PROBLEM TO WORK ON: Keep only the lines of the data below that contain "JSON", and copy them.
....................
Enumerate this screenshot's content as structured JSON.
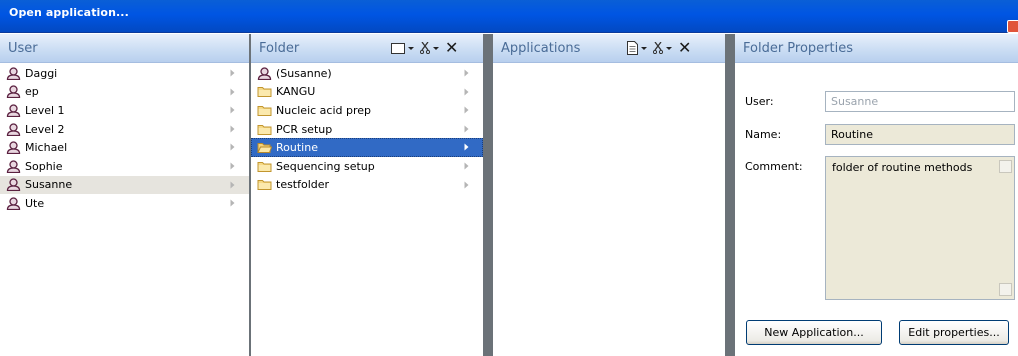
{
  "window": {
    "title": "Open application..."
  },
  "user_column": {
    "header": "User",
    "items": [
      {
        "label": "Daggi",
        "icon": "user-icon"
      },
      {
        "label": "ep",
        "icon": "user-icon"
      },
      {
        "label": "Level 1",
        "icon": "user-icon"
      },
      {
        "label": "Level 2",
        "icon": "user-icon"
      },
      {
        "label": "Michael",
        "icon": "user-icon"
      },
      {
        "label": "Sophie",
        "icon": "user-icon"
      },
      {
        "label": "Susanne",
        "icon": "user-icon",
        "state": "highlighted"
      },
      {
        "label": "Ute",
        "icon": "user-icon"
      }
    ]
  },
  "folder_column": {
    "header": "Folder",
    "toolbar": [
      "new-folder-icon",
      "cut-icon",
      "delete-icon"
    ],
    "items": [
      {
        "label": "(Susanne)",
        "icon": "user-icon"
      },
      {
        "label": "KANGU",
        "icon": "folder-icon"
      },
      {
        "label": "Nucleic acid prep",
        "icon": "folder-icon"
      },
      {
        "label": "PCR setup",
        "icon": "folder-icon"
      },
      {
        "label": "Routine",
        "icon": "open-folder-icon",
        "state": "selected"
      },
      {
        "label": "Sequencing setup",
        "icon": "folder-icon"
      },
      {
        "label": "testfolder",
        "icon": "folder-icon"
      }
    ]
  },
  "applications_column": {
    "header": "Applications",
    "toolbar": [
      "new-document-icon",
      "cut-icon",
      "delete-icon"
    ]
  },
  "properties": {
    "header": "Folder Properties",
    "user_label": "User:",
    "user_value": "Susanne",
    "name_label": "Name:",
    "name_value": "Routine",
    "comment_label": "Comment:",
    "comment_value": "folder of routine methods",
    "new_app_button": "New Application...",
    "edit_props_button": "Edit properties..."
  },
  "colors": {
    "titlebar": "#0055e3",
    "selection": "#316ac5",
    "header_text": "#4a6c97"
  }
}
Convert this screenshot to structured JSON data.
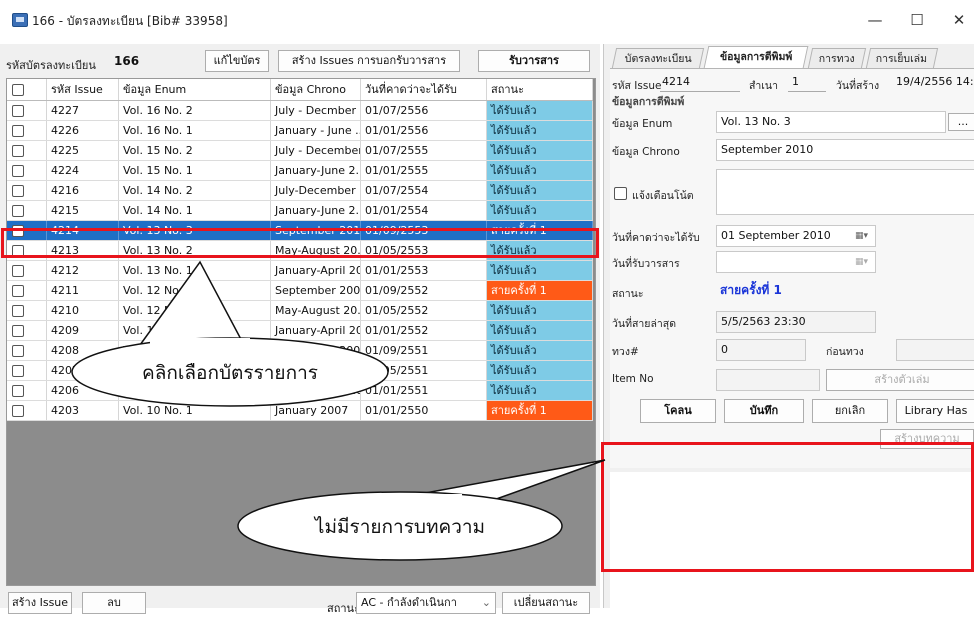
....................
THE RESULT:
Enumerate this screenshot's content as structured JSON.
Convert this screenshot to structured JSON data.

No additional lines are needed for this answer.